** Start Exercise input **

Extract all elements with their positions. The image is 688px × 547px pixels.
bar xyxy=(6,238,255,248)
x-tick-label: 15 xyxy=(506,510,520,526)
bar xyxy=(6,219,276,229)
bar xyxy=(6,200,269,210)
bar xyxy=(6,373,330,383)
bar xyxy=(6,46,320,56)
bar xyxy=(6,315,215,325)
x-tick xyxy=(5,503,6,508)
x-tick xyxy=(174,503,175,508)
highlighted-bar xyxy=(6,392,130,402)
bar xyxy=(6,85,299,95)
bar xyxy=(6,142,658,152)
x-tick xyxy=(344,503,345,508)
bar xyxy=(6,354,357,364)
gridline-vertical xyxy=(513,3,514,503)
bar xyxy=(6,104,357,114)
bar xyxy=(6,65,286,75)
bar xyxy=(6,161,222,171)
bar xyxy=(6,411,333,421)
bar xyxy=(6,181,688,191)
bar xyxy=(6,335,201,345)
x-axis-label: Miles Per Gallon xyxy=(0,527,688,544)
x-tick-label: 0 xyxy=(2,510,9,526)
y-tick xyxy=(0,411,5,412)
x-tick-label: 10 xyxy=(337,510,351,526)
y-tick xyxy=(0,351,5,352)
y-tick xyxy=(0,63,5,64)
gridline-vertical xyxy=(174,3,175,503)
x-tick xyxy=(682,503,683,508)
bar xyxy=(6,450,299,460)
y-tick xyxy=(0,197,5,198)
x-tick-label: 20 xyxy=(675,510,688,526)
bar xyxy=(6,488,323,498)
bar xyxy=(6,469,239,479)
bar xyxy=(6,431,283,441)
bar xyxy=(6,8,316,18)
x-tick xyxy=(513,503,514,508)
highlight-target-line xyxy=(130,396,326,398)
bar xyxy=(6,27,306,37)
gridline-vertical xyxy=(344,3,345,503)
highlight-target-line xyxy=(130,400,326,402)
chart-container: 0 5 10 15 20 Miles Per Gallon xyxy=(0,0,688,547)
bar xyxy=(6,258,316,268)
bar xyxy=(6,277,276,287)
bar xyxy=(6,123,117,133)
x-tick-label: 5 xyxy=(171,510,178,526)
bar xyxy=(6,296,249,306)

** End Exercise input **

### Your goal
Please copy out everything from the first line of the entries above down to the line containing "bar xyxy=(6,27,306,37)", including both of those lines.

### Complete answer
Extract all elements with their positions. The image is 688px × 547px pixels.
bar xyxy=(6,238,255,248)
x-tick-label: 15 xyxy=(506,510,520,526)
bar xyxy=(6,219,276,229)
bar xyxy=(6,200,269,210)
bar xyxy=(6,373,330,383)
bar xyxy=(6,46,320,56)
bar xyxy=(6,315,215,325)
x-tick xyxy=(5,503,6,508)
x-tick xyxy=(174,503,175,508)
highlighted-bar xyxy=(6,392,130,402)
bar xyxy=(6,85,299,95)
bar xyxy=(6,142,658,152)
x-tick xyxy=(344,503,345,508)
bar xyxy=(6,354,357,364)
gridline-vertical xyxy=(513,3,514,503)
bar xyxy=(6,104,357,114)
bar xyxy=(6,65,286,75)
bar xyxy=(6,161,222,171)
bar xyxy=(6,411,333,421)
bar xyxy=(6,181,688,191)
bar xyxy=(6,335,201,345)
x-axis-label: Miles Per Gallon xyxy=(0,527,688,544)
x-tick-label: 0 xyxy=(2,510,9,526)
y-tick xyxy=(0,411,5,412)
x-tick-label: 10 xyxy=(337,510,351,526)
y-tick xyxy=(0,351,5,352)
y-tick xyxy=(0,63,5,64)
gridline-vertical xyxy=(174,3,175,503)
x-tick xyxy=(682,503,683,508)
bar xyxy=(6,450,299,460)
y-tick xyxy=(0,197,5,198)
x-tick-label: 20 xyxy=(675,510,688,526)
bar xyxy=(6,488,323,498)
bar xyxy=(6,469,239,479)
bar xyxy=(6,431,283,441)
bar xyxy=(6,8,316,18)
x-tick xyxy=(513,503,514,508)
highlight-target-line xyxy=(130,396,326,398)
bar xyxy=(6,27,306,37)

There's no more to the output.